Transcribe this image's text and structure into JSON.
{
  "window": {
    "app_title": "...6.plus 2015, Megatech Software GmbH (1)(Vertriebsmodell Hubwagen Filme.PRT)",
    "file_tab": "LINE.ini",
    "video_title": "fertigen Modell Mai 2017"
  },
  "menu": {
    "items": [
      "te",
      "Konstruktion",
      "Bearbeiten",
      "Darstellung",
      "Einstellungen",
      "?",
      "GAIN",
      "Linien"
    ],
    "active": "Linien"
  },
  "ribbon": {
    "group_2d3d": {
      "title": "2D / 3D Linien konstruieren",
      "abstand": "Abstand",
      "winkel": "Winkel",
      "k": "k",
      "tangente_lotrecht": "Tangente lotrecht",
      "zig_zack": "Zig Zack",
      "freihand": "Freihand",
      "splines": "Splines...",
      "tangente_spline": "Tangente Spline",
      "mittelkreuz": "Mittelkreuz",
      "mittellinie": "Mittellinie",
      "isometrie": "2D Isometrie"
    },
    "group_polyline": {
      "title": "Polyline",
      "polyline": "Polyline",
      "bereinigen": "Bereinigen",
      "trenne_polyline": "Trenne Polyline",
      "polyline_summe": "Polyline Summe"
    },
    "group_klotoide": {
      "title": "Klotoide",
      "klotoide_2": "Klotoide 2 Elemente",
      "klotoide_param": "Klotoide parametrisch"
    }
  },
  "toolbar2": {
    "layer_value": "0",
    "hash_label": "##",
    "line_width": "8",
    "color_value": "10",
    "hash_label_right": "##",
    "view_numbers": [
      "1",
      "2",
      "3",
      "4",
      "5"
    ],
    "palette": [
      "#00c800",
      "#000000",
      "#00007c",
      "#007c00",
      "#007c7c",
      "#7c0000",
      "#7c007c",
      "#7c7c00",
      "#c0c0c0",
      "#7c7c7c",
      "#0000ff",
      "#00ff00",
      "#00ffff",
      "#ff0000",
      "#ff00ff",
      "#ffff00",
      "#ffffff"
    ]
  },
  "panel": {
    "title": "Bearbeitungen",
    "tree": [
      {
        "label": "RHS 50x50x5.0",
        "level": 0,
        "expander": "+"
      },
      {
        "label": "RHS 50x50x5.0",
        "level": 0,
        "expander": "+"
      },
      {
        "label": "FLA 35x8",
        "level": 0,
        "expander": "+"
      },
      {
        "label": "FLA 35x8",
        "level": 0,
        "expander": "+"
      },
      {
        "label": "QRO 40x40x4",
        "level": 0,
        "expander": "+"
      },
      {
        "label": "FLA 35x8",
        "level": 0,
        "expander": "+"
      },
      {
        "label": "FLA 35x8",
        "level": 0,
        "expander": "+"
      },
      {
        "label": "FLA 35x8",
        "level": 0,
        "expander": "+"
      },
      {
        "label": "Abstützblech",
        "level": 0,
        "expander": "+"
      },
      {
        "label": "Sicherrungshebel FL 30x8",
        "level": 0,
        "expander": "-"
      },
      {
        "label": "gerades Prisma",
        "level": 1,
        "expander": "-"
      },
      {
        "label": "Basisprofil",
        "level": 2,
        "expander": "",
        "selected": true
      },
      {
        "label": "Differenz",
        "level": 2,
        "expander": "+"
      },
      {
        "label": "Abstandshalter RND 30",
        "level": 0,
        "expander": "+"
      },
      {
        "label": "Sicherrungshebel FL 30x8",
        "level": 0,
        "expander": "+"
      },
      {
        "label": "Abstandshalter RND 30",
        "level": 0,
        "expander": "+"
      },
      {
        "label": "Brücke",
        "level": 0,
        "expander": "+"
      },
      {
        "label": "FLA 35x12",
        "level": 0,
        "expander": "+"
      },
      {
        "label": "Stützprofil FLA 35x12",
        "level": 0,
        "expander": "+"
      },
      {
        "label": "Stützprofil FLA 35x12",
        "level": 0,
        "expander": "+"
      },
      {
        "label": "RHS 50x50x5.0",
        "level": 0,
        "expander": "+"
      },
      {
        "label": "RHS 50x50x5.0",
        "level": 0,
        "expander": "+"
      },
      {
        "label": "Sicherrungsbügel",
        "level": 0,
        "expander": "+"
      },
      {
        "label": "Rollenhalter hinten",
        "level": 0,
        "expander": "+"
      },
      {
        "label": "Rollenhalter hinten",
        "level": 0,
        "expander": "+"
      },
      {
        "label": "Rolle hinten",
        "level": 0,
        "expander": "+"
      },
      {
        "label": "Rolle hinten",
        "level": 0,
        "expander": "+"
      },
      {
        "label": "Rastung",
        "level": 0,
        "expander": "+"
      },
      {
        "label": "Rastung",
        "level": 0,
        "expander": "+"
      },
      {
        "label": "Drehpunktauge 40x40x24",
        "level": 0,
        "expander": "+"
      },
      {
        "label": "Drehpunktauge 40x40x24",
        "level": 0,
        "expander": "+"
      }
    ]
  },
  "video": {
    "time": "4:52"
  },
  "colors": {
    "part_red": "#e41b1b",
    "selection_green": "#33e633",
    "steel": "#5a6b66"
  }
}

= = =

Repeat the data verbatim.

Transcribe this image's text and structure into JSON.
{
  "window": {
    "app_title": "...6.plus 2015, Megatech Software GmbH (1)(Vertriebsmodell Hubwagen Filme.PRT)",
    "file_tab": "LINE.ini",
    "video_title": "fertigen Modell Mai 2017"
  },
  "menu": {
    "items": [
      "te",
      "Konstruktion",
      "Bearbeiten",
      "Darstellung",
      "Einstellungen",
      "?",
      "GAIN",
      "Linien"
    ],
    "active": "Linien"
  },
  "ribbon": {
    "group_2d3d": {
      "title": "2D / 3D Linien konstruieren",
      "abstand": "Abstand",
      "winkel": "Winkel",
      "k": "k",
      "tangente_lotrecht": "Tangente lotrecht",
      "zig_zack": "Zig Zack",
      "freihand": "Freihand",
      "splines": "Splines...",
      "tangente_spline": "Tangente Spline",
      "mittelkreuz": "Mittelkreuz",
      "mittellinie": "Mittellinie",
      "isometrie": "2D Isometrie"
    },
    "group_polyline": {
      "title": "Polyline",
      "polyline": "Polyline",
      "bereinigen": "Bereinigen",
      "trenne_polyline": "Trenne Polyline",
      "polyline_summe": "Polyline Summe"
    },
    "group_klotoide": {
      "title": "Klotoide",
      "klotoide_2": "Klotoide 2 Elemente",
      "klotoide_param": "Klotoide parametrisch"
    }
  },
  "toolbar2": {
    "layer_value": "0",
    "hash_label": "##",
    "line_width": "8",
    "color_value": "10",
    "hash_label_right": "##",
    "view_numbers": [
      "1",
      "2",
      "3",
      "4",
      "5"
    ],
    "palette": [
      "#00c800",
      "#000000",
      "#00007c",
      "#007c00",
      "#007c7c",
      "#7c0000",
      "#7c007c",
      "#7c7c00",
      "#c0c0c0",
      "#7c7c7c",
      "#0000ff",
      "#00ff00",
      "#00ffff",
      "#ff0000",
      "#ff00ff",
      "#ffff00",
      "#ffffff"
    ]
  },
  "panel": {
    "title": "Bearbeitungen",
    "tree": [
      {
        "label": "RHS 50x50x5.0",
        "level": 0,
        "expander": "+"
      },
      {
        "label": "RHS 50x50x5.0",
        "level": 0,
        "expander": "+"
      },
      {
        "label": "FLA 35x8",
        "level": 0,
        "expander": "+"
      },
      {
        "label": "FLA 35x8",
        "level": 0,
        "expander": "+"
      },
      {
        "label": "QRO 40x40x4",
        "level": 0,
        "expander": "+"
      },
      {
        "label": "FLA 35x8",
        "level": 0,
        "expander": "+"
      },
      {
        "label": "FLA 35x8",
        "level": 0,
        "expander": "+"
      },
      {
        "label": "FLA 35x8",
        "level": 0,
        "expander": "+"
      },
      {
        "label": "Abstützblech",
        "level": 0,
        "expander": "+"
      },
      {
        "label": "Sicherrungshebel FL 30x8",
        "level": 0,
        "expander": "-"
      },
      {
        "label": "gerades Prisma",
        "level": 1,
        "expander": "-"
      },
      {
        "label": "Basisprofil",
        "level": 2,
        "expander": "",
        "selected": true
      },
      {
        "label": "Differenz",
        "level": 2,
        "expander": "+"
      },
      {
        "label": "Abstandshalter RND 30",
        "level": 0,
        "expander": "+"
      },
      {
        "label": "Sicherrungshebel FL 30x8",
        "level": 0,
        "expander": "+"
      },
      {
        "label": "Abstandshalter RND 30",
        "level": 0,
        "expander": "+"
      },
      {
        "label": "Brücke",
        "level": 0,
        "expander": "+"
      },
      {
        "label": "FLA 35x12",
        "level": 0,
        "expander": "+"
      },
      {
        "label": "Stützprofil FLA 35x12",
        "level": 0,
        "expander": "+"
      },
      {
        "label": "Stützprofil FLA 35x12",
        "level": 0,
        "expander": "+"
      },
      {
        "label": "RHS 50x50x5.0",
        "level": 0,
        "expander": "+"
      },
      {
        "label": "RHS 50x50x5.0",
        "level": 0,
        "expander": "+"
      },
      {
        "label": "Sicherrungsbügel",
        "level": 0,
        "expander": "+"
      },
      {
        "label": "Rollenhalter hinten",
        "level": 0,
        "expander": "+"
      },
      {
        "label": "Rollenhalter hinten",
        "level": 0,
        "expander": "+"
      },
      {
        "label": "Rolle hinten",
        "level": 0,
        "expander": "+"
      },
      {
        "label": "Rolle hinten",
        "level": 0,
        "expander": "+"
      },
      {
        "label": "Rastung",
        "level": 0,
        "expander": "+"
      },
      {
        "label": "Rastung",
        "level": 0,
        "expander": "+"
      },
      {
        "label": "Drehpunktauge 40x40x24",
        "level": 0,
        "expander": "+"
      },
      {
        "label": "Drehpunktauge 40x40x24",
        "level": 0,
        "expander": "+"
      }
    ]
  },
  "video": {
    "time": "4:52"
  },
  "colors": {
    "part_red": "#e41b1b",
    "selection_green": "#33e633",
    "steel": "#5a6b66"
  }
}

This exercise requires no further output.